*Written task:* Copy the data that follows, character for character, minus the pictures.

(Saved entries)
──────────────────────────────
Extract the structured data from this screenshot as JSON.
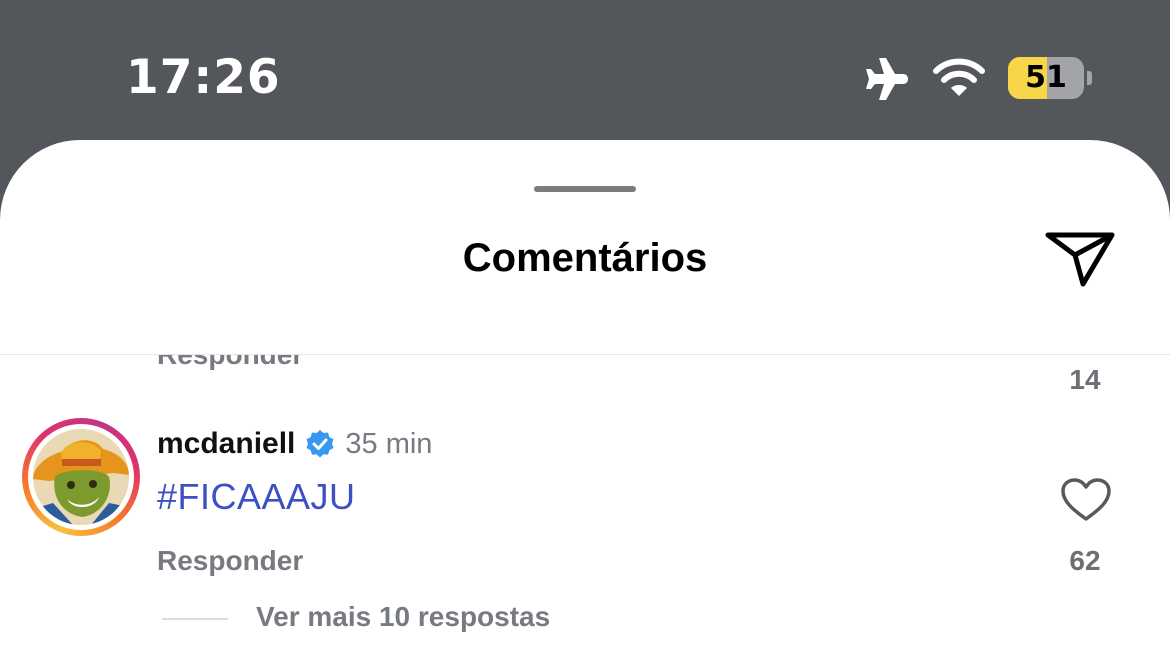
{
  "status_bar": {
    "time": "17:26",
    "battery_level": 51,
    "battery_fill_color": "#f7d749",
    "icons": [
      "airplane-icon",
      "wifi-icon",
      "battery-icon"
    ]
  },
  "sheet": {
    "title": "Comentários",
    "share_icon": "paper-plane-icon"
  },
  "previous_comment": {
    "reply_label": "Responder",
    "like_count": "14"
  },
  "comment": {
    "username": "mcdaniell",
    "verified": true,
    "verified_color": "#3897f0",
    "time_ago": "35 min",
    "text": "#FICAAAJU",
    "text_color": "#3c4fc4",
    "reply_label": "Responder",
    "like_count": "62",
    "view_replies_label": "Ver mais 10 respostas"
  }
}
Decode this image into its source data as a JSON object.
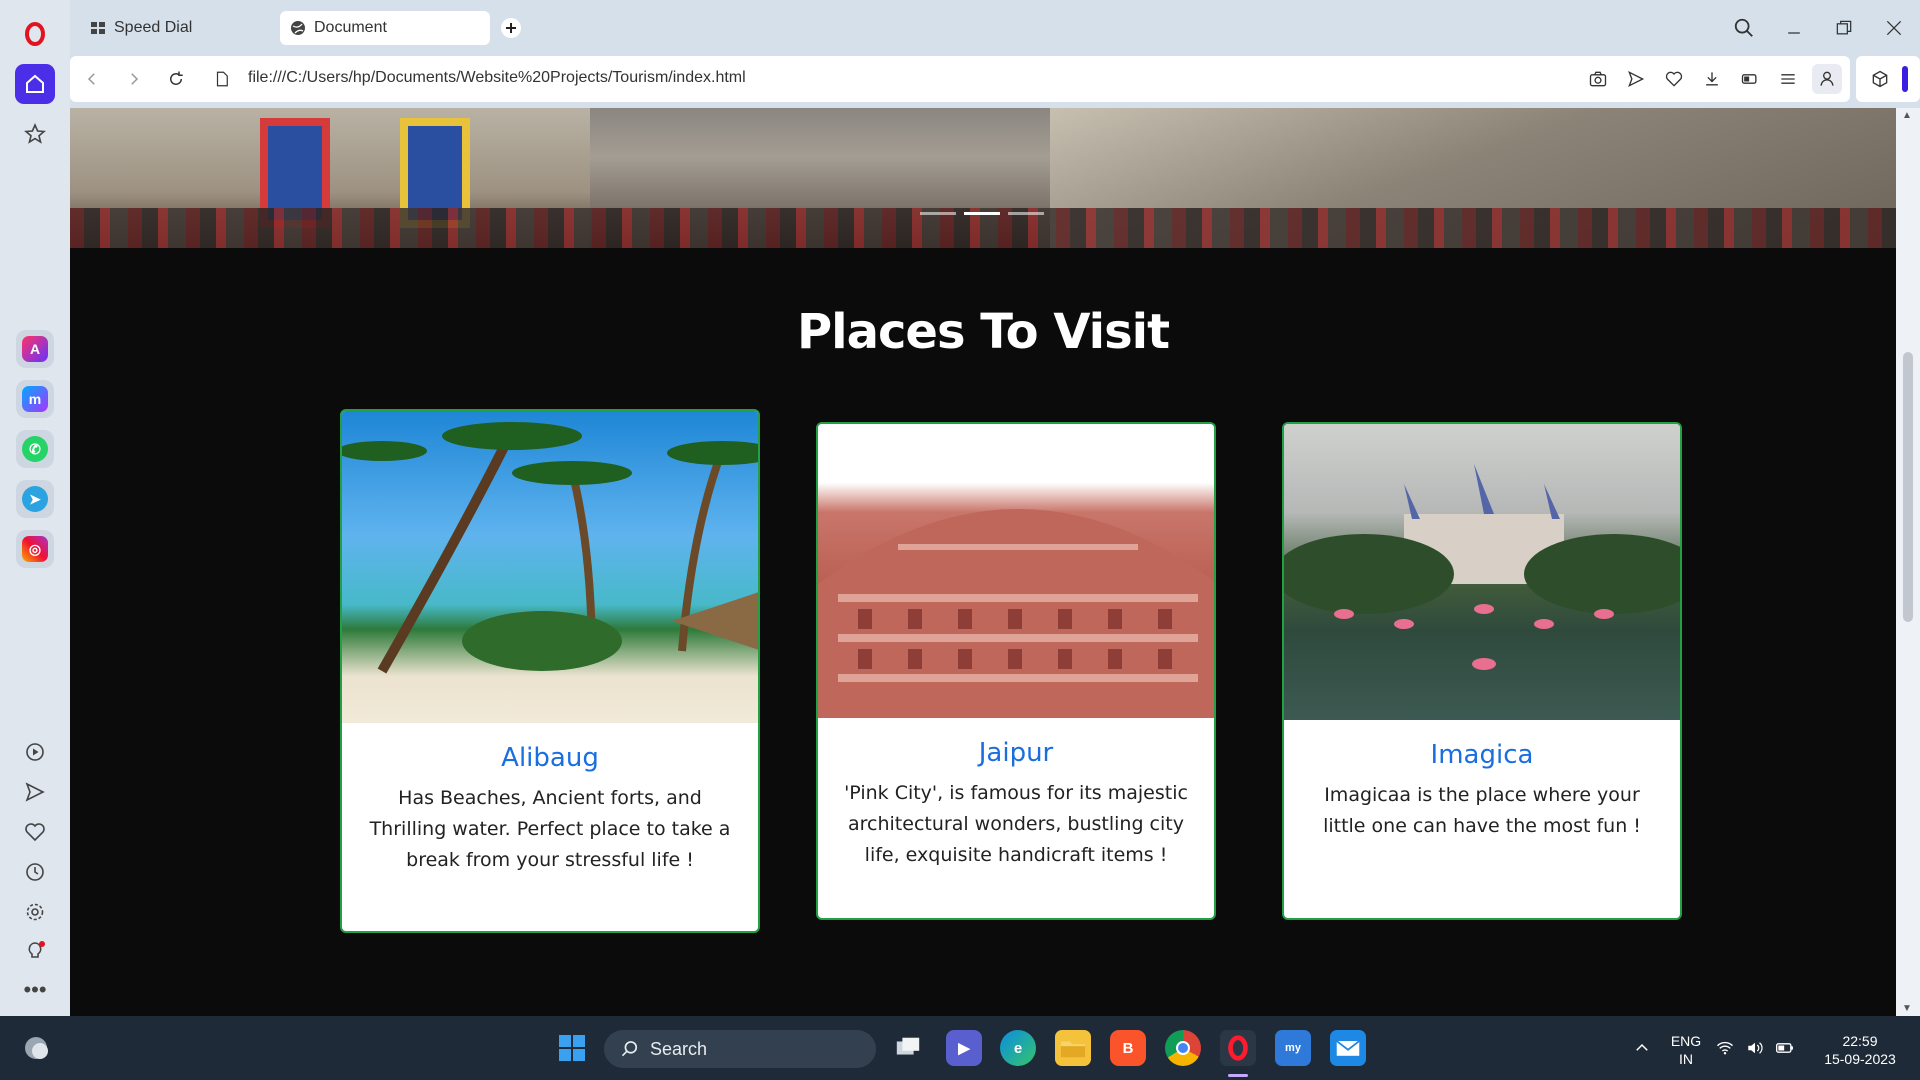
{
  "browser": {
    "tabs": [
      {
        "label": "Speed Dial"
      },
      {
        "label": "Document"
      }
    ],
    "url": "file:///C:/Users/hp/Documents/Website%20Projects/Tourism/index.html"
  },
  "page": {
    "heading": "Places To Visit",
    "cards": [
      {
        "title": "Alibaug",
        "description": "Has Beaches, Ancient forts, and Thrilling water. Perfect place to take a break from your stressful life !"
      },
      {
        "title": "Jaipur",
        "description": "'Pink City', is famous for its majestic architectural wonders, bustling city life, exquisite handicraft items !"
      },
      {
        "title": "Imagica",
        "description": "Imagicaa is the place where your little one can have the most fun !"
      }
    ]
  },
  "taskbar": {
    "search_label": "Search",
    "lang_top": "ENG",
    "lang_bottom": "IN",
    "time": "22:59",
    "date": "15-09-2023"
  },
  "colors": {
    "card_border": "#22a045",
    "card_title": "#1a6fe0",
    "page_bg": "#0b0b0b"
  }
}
──────────────────────────────
*Solved problem:*
Extract the structured data from this screenshot as JSON.
{
  "status_bar": {
    "time": "17:26",
    "battery_level": 51,
    "battery_fill_color": "#f7d749",
    "icons": [
      "airplane-icon",
      "wifi-icon",
      "battery-icon"
    ]
  },
  "sheet": {
    "title": "Comentários",
    "share_icon": "paper-plane-icon"
  },
  "previous_comment": {
    "reply_label": "Responder",
    "like_count": "14"
  },
  "comment": {
    "username": "mcdaniell",
    "verified": true,
    "verified_color": "#3897f0",
    "time_ago": "35 min",
    "text": "#FICAAAJU",
    "text_color": "#3c4fc4",
    "reply_label": "Responder",
    "like_count": "62",
    "view_replies_label": "Ver mais 10 respostas"
  }
}
Decode this image into its source data as a JSON object.
{
  "browser": {
    "tabs": [
      {
        "label": "Speed Dial"
      },
      {
        "label": "Document"
      }
    ],
    "url": "file:///C:/Users/hp/Documents/Website%20Projects/Tourism/index.html"
  },
  "page": {
    "heading": "Places To Visit",
    "cards": [
      {
        "title": "Alibaug",
        "description": "Has Beaches, Ancient forts, and Thrilling water. Perfect place to take a break from your stressful life !"
      },
      {
        "title": "Jaipur",
        "description": "'Pink City', is famous for its majestic architectural wonders, bustling city life, exquisite handicraft items !"
      },
      {
        "title": "Imagica",
        "description": "Imagicaa is the place where your little one can have the most fun !"
      }
    ]
  },
  "taskbar": {
    "search_label": "Search",
    "lang_top": "ENG",
    "lang_bottom": "IN",
    "time": "22:59",
    "date": "15-09-2023"
  },
  "colors": {
    "card_border": "#22a045",
    "card_title": "#1a6fe0",
    "page_bg": "#0b0b0b"
  }
}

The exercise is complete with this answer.